● **PROMPT**: Repeat, exactly and completely, the entries shown underneath.

● **DATA IN THIS EXERCISE**:
******
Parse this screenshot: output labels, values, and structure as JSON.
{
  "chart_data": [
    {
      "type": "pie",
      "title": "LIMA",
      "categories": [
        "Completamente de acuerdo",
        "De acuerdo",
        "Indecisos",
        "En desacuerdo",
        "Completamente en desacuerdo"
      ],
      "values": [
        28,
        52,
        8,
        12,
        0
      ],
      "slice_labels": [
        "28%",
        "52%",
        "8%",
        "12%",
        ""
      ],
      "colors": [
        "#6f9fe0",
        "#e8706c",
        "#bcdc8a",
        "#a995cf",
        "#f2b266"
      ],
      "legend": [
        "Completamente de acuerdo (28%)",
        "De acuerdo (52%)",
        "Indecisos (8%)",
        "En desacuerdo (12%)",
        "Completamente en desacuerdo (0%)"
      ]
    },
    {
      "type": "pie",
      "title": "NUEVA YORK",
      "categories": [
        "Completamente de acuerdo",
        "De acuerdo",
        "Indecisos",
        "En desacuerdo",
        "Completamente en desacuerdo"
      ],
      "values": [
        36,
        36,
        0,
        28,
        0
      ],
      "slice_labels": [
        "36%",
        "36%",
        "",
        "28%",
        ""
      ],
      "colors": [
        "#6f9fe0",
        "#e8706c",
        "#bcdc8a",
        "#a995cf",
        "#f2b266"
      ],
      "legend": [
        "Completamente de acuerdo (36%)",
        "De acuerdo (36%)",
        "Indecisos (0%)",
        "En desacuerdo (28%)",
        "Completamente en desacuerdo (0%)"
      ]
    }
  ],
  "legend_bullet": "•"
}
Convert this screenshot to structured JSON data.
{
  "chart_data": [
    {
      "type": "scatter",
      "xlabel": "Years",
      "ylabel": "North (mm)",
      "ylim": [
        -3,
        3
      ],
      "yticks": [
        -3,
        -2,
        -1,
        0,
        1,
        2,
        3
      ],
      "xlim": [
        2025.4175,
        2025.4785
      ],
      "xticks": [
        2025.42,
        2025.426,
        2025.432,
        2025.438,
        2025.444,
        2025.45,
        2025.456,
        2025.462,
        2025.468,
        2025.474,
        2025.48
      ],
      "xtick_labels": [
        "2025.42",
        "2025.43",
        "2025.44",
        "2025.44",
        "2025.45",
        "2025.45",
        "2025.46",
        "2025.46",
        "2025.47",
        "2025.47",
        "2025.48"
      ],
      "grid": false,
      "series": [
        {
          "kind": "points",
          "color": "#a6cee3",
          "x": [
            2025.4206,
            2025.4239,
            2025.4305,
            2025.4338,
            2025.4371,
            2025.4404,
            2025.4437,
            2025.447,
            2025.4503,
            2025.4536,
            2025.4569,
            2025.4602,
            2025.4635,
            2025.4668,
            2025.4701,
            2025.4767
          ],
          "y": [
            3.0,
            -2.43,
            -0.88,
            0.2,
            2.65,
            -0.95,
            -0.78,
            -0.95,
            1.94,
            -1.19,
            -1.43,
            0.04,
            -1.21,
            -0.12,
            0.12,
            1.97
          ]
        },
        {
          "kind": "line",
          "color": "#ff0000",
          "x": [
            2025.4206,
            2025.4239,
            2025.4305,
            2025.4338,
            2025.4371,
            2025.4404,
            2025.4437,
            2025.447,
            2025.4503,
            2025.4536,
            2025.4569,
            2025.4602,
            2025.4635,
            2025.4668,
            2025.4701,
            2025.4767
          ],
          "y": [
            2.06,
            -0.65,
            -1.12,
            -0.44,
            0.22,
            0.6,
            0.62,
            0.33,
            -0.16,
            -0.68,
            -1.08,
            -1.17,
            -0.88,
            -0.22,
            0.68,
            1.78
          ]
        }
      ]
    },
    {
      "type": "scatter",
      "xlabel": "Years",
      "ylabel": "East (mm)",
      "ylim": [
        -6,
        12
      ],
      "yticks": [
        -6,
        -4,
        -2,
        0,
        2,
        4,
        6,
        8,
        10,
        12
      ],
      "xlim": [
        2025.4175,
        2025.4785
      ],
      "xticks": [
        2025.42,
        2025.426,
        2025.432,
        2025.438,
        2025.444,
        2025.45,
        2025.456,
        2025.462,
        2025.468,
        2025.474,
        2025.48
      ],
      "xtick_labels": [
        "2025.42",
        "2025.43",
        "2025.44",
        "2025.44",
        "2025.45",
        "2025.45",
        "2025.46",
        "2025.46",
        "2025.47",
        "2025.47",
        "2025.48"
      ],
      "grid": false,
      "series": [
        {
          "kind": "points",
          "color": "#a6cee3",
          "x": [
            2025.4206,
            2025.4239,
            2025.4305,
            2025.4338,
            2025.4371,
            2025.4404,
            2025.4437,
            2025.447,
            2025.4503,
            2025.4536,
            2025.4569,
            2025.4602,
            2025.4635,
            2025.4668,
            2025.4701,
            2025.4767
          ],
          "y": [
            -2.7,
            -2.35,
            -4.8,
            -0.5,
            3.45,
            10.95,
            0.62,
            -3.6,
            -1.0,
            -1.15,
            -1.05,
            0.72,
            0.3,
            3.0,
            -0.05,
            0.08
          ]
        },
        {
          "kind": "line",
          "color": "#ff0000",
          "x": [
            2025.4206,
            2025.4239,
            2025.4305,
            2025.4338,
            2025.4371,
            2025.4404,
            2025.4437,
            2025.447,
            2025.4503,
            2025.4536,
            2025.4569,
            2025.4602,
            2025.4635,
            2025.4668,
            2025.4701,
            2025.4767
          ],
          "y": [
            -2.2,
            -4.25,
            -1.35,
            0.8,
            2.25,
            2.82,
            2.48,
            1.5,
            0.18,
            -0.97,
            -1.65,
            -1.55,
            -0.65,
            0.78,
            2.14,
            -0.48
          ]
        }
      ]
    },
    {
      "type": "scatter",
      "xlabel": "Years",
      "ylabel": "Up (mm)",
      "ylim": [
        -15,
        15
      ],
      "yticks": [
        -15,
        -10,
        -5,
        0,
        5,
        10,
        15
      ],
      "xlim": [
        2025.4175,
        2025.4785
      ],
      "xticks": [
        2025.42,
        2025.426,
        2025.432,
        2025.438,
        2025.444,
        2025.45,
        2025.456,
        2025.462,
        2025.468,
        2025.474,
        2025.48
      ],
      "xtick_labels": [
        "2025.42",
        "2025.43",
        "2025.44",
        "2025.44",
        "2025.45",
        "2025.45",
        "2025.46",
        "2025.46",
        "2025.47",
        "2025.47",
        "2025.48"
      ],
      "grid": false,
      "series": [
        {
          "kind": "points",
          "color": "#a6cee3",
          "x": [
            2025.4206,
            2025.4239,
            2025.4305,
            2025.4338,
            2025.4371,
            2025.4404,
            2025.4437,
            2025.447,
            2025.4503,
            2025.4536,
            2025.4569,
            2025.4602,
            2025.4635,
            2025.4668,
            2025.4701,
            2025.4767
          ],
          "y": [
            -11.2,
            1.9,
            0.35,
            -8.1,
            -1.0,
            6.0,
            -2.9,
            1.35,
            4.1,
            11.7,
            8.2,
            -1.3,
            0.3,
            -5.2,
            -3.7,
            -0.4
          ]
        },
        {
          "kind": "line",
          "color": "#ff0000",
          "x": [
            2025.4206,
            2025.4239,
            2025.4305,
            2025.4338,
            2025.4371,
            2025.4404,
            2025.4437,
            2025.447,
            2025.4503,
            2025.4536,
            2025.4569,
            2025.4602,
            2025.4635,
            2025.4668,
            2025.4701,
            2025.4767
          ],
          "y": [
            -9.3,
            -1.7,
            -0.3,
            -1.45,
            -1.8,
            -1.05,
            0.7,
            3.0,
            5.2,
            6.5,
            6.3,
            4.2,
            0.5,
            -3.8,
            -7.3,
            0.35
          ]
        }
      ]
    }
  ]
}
******
● **FINAL ANSWER**:
Parse this screenshot: output labels, values, and structure as JSON.
{
  "chart_data": [
    {
      "type": "pie",
      "title": "LIMA",
      "categories": [
        "Completamente de acuerdo",
        "De acuerdo",
        "Indecisos",
        "En desacuerdo",
        "Completamente en desacuerdo"
      ],
      "values": [
        28,
        52,
        8,
        12,
        0
      ],
      "slice_labels": [
        "28%",
        "52%",
        "8%",
        "12%",
        ""
      ],
      "colors": [
        "#6f9fe0",
        "#e8706c",
        "#bcdc8a",
        "#a995cf",
        "#f2b266"
      ],
      "legend": [
        "Completamente de acuerdo (28%)",
        "De acuerdo (52%)",
        "Indecisos (8%)",
        "En desacuerdo (12%)",
        "Completamente en desacuerdo (0%)"
      ]
    },
    {
      "type": "pie",
      "title": "NUEVA YORK",
      "categories": [
        "Completamente de acuerdo",
        "De acuerdo",
        "Indecisos",
        "En desacuerdo",
        "Completamente en desacuerdo"
      ],
      "values": [
        36,
        36,
        0,
        28,
        0
      ],
      "slice_labels": [
        "36%",
        "36%",
        "",
        "28%",
        ""
      ],
      "colors": [
        "#6f9fe0",
        "#e8706c",
        "#bcdc8a",
        "#a995cf",
        "#f2b266"
      ],
      "legend": [
        "Completamente de acuerdo (36%)",
        "De acuerdo (36%)",
        "Indecisos (0%)",
        "En desacuerdo (28%)",
        "Completamente en desacuerdo (0%)"
      ]
    }
  ],
  "legend_bullet": "•"
}
Convert this screenshot to structured JSON data.
{
  "chart_data": [
    {
      "type": "scatter",
      "xlabel": "Years",
      "ylabel": "North (mm)",
      "ylim": [
        -3,
        3
      ],
      "yticks": [
        -3,
        -2,
        -1,
        0,
        1,
        2,
        3
      ],
      "xlim": [
        2025.4175,
        2025.4785
      ],
      "xticks": [
        2025.42,
        2025.426,
        2025.432,
        2025.438,
        2025.444,
        2025.45,
        2025.456,
        2025.462,
        2025.468,
        2025.474,
        2025.48
      ],
      "xtick_labels": [
        "2025.42",
        "2025.43",
        "2025.44",
        "2025.44",
        "2025.45",
        "2025.45",
        "2025.46",
        "2025.46",
        "2025.47",
        "2025.47",
        "2025.48"
      ],
      "grid": false,
      "series": [
        {
          "kind": "points",
          "color": "#a6cee3",
          "x": [
            2025.4206,
            2025.4239,
            2025.4305,
            2025.4338,
            2025.4371,
            2025.4404,
            2025.4437,
            2025.447,
            2025.4503,
            2025.4536,
            2025.4569,
            2025.4602,
            2025.4635,
            2025.4668,
            2025.4701,
            2025.4767
          ],
          "y": [
            3.0,
            -2.43,
            -0.88,
            0.2,
            2.65,
            -0.95,
            -0.78,
            -0.95,
            1.94,
            -1.19,
            -1.43,
            0.04,
            -1.21,
            -0.12,
            0.12,
            1.97
          ]
        },
        {
          "kind": "line",
          "color": "#ff0000",
          "x": [
            2025.4206,
            2025.4239,
            2025.4305,
            2025.4338,
            2025.4371,
            2025.4404,
            2025.4437,
            2025.447,
            2025.4503,
            2025.4536,
            2025.4569,
            2025.4602,
            2025.4635,
            2025.4668,
            2025.4701,
            2025.4767
          ],
          "y": [
            2.06,
            -0.65,
            -1.12,
            -0.44,
            0.22,
            0.6,
            0.62,
            0.33,
            -0.16,
            -0.68,
            -1.08,
            -1.17,
            -0.88,
            -0.22,
            0.68,
            1.78
          ]
        }
      ]
    },
    {
      "type": "scatter",
      "xlabel": "Years",
      "ylabel": "East (mm)",
      "ylim": [
        -6,
        12
      ],
      "yticks": [
        -6,
        -4,
        -2,
        0,
        2,
        4,
        6,
        8,
        10,
        12
      ],
      "xlim": [
        2025.4175,
        2025.4785
      ],
      "xticks": [
        2025.42,
        2025.426,
        2025.432,
        2025.438,
        2025.444,
        2025.45,
        2025.456,
        2025.462,
        2025.468,
        2025.474,
        2025.48
      ],
      "xtick_labels": [
        "2025.42",
        "2025.43",
        "2025.44",
        "2025.44",
        "2025.45",
        "2025.45",
        "2025.46",
        "2025.46",
        "2025.47",
        "2025.47",
        "2025.48"
      ],
      "grid": false,
      "series": [
        {
          "kind": "points",
          "color": "#a6cee3",
          "x": [
            2025.4206,
            2025.4239,
            2025.4305,
            2025.4338,
            2025.4371,
            2025.4404,
            2025.4437,
            2025.447,
            2025.4503,
            2025.4536,
            2025.4569,
            2025.4602,
            2025.4635,
            2025.4668,
            2025.4701,
            2025.4767
          ],
          "y": [
            -2.7,
            -2.35,
            -4.8,
            -0.5,
            3.45,
            10.95,
            0.62,
            -3.6,
            -1.0,
            -1.15,
            -1.05,
            0.72,
            0.3,
            3.0,
            -0.05,
            0.08
          ]
        },
        {
          "kind": "line",
          "color": "#ff0000",
          "x": [
            2025.4206,
            2025.4239,
            2025.4305,
            2025.4338,
            2025.4371,
            2025.4404,
            2025.4437,
            2025.447,
            2025.4503,
            2025.4536,
            2025.4569,
            2025.4602,
            2025.4635,
            2025.4668,
            2025.4701,
            2025.4767
          ],
          "y": [
            -2.2,
            -4.25,
            -1.35,
            0.8,
            2.25,
            2.82,
            2.48,
            1.5,
            0.18,
            -0.97,
            -1.65,
            -1.55,
            -0.65,
            0.78,
            2.14,
            -0.48
          ]
        }
      ]
    },
    {
      "type": "scatter",
      "xlabel": "Years",
      "ylabel": "Up (mm)",
      "ylim": [
        -15,
        15
      ],
      "yticks": [
        -15,
        -10,
        -5,
        0,
        5,
        10,
        15
      ],
      "xlim": [
        2025.4175,
        2025.4785
      ],
      "xticks": [
        2025.42,
        2025.426,
        2025.432,
        2025.438,
        2025.444,
        2025.45,
        2025.456,
        2025.462,
        2025.468,
        2025.474,
        2025.48
      ],
      "xtick_labels": [
        "2025.42",
        "2025.43",
        "2025.44",
        "2025.44",
        "2025.45",
        "2025.45",
        "2025.46",
        "2025.46",
        "2025.47",
        "2025.47",
        "2025.48"
      ],
      "grid": false,
      "series": [
        {
          "kind": "points",
          "color": "#a6cee3",
          "x": [
            2025.4206,
            2025.4239,
            2025.4305,
            2025.4338,
            2025.4371,
            2025.4404,
            2025.4437,
            2025.447,
            2025.4503,
            2025.4536,
            2025.4569,
            2025.4602,
            2025.4635,
            2025.4668,
            2025.4701,
            2025.4767
          ],
          "y": [
            -11.2,
            1.9,
            0.35,
            -8.1,
            -1.0,
            6.0,
            -2.9,
            1.35,
            4.1,
            11.7,
            8.2,
            -1.3,
            0.3,
            -5.2,
            -3.7,
            -0.4
          ]
        },
        {
          "kind": "line",
          "color": "#ff0000",
          "x": [
            2025.4206,
            2025.4239,
            2025.4305,
            2025.4338,
            2025.4371,
            2025.4404,
            2025.4437,
            2025.447,
            2025.4503,
            2025.4536,
            2025.4569,
            2025.4602,
            2025.4635,
            2025.4668,
            2025.4701,
            2025.4767
          ],
          "y": [
            -9.3,
            -1.7,
            -0.3,
            -1.45,
            -1.8,
            -1.05,
            0.7,
            3.0,
            5.2,
            6.5,
            6.3,
            4.2,
            0.5,
            -3.8,
            -7.3,
            0.35
          ]
        }
      ]
    }
  ]
}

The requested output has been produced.